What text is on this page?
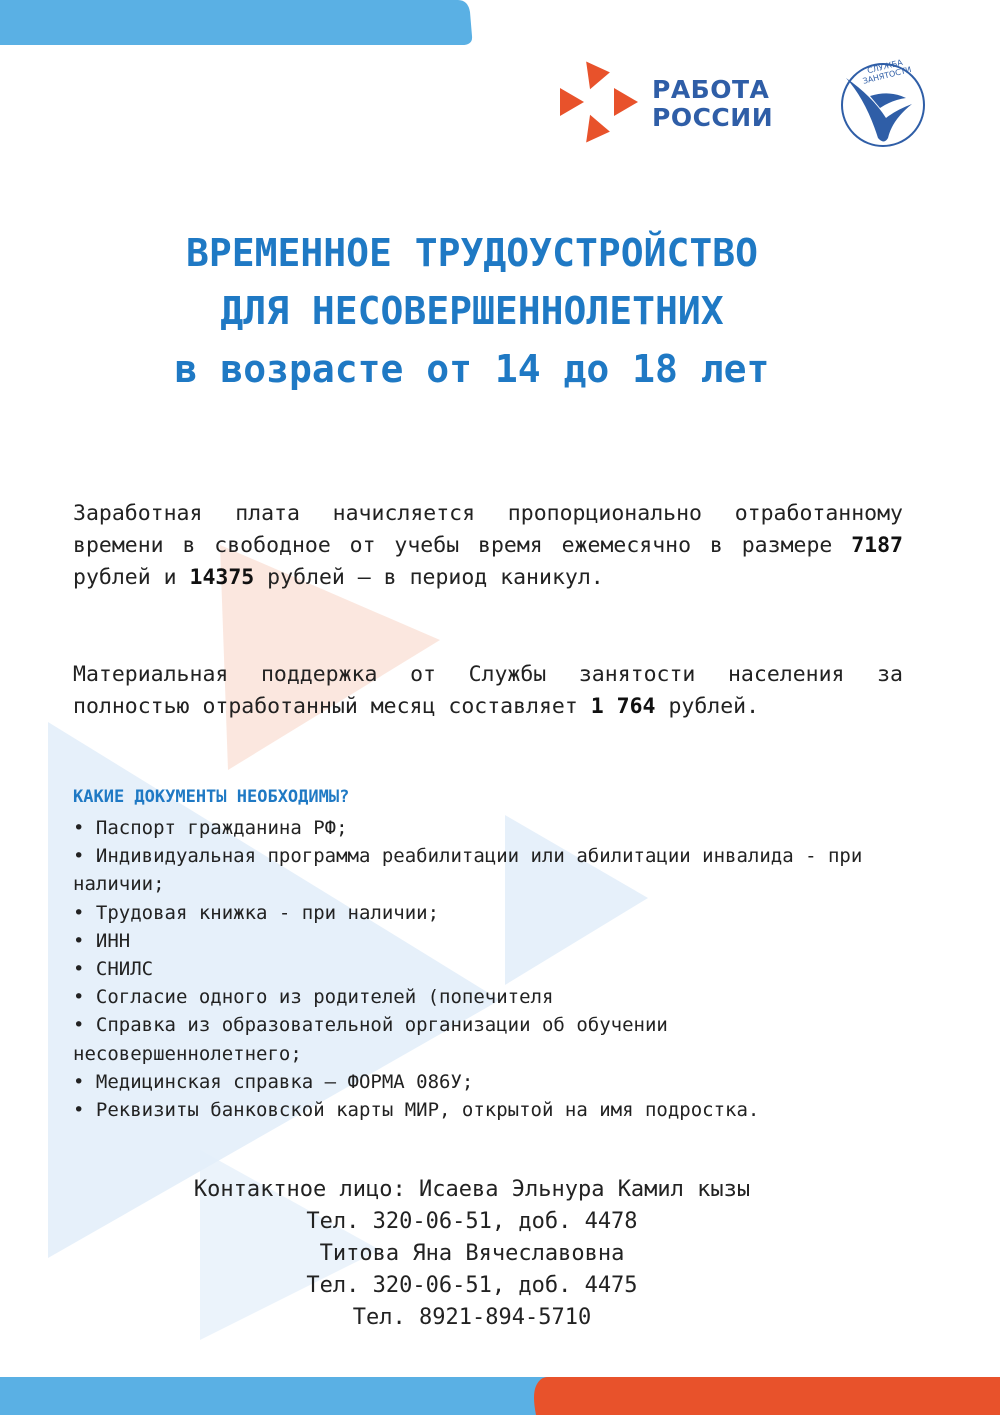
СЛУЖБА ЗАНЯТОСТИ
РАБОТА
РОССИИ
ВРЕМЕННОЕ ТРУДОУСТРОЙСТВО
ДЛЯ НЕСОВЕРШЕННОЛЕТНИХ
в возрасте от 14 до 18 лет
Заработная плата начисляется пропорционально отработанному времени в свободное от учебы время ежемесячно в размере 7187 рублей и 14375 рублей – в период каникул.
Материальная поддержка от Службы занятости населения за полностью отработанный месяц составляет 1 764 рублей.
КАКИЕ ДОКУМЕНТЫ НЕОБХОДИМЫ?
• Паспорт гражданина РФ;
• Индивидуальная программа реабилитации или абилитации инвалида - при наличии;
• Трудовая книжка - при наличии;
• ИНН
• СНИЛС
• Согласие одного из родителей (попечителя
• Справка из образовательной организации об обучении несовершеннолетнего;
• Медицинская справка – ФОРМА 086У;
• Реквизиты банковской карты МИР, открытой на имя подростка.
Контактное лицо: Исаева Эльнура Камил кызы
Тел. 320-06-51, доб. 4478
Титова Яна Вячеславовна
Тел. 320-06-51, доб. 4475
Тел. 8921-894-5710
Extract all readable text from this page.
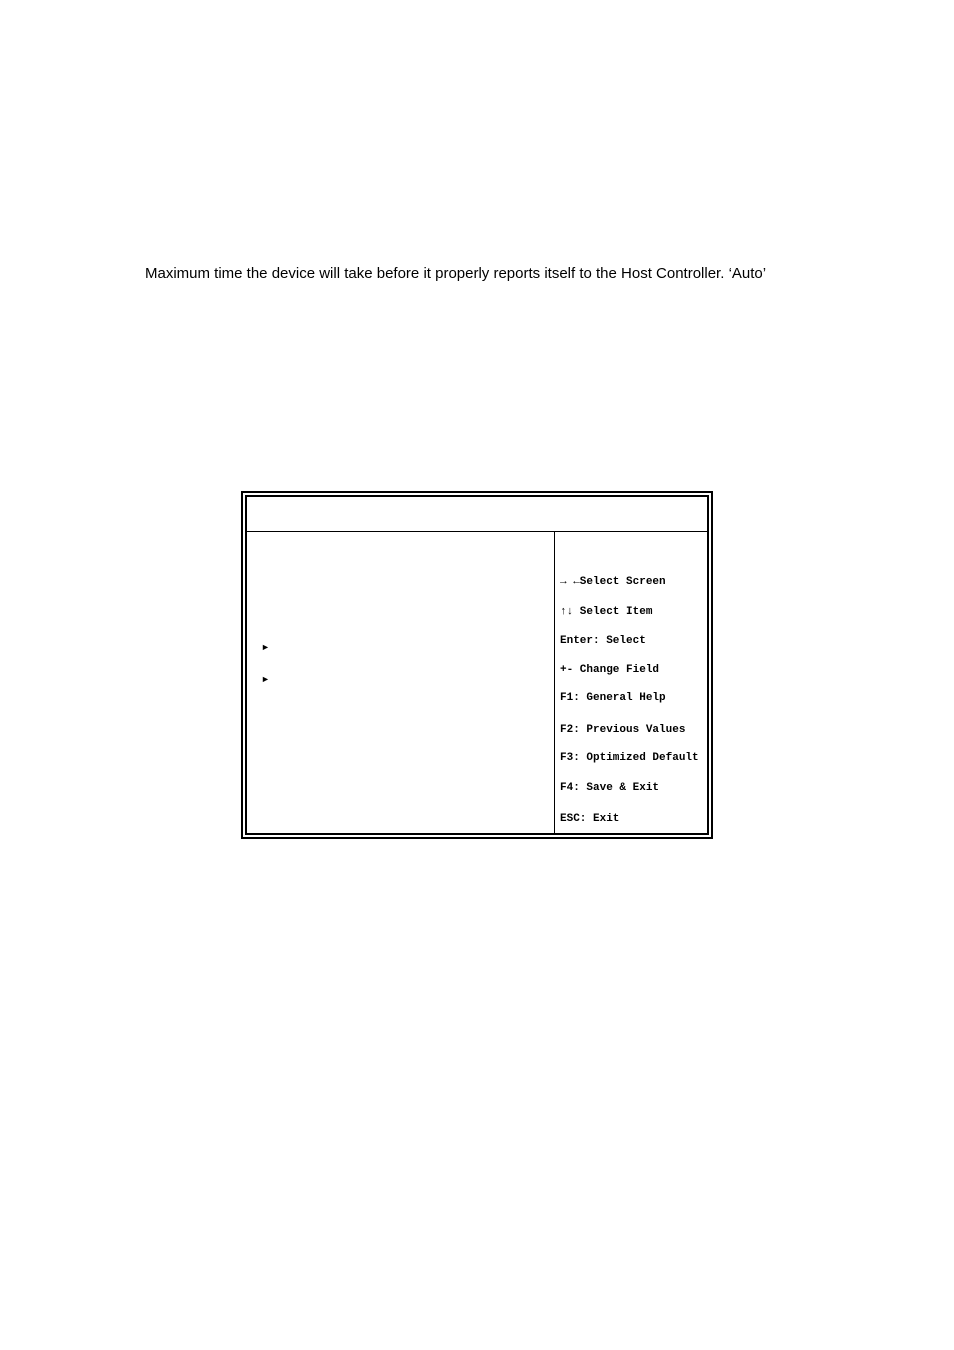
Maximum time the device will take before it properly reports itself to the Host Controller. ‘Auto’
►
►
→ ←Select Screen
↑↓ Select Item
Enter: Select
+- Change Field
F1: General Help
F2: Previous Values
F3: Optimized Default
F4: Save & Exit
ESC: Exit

DO THIS →
Print exactly the span of lines that begins with the line containing "Extract all readable text from this page." and ends with the last line of the listing, with no pictures.

ANSWER IN FULL →
Extract all readable text from this page.
Maximum time the device will take before it properly reports itself to the Host Controller. ‘Auto’
►
►
→ ←Select Screen
↑↓ Select Item
Enter: Select
+- Change Field
F1: General Help
F2: Previous Values
F3: Optimized Default
F4: Save & Exit
ESC: Exit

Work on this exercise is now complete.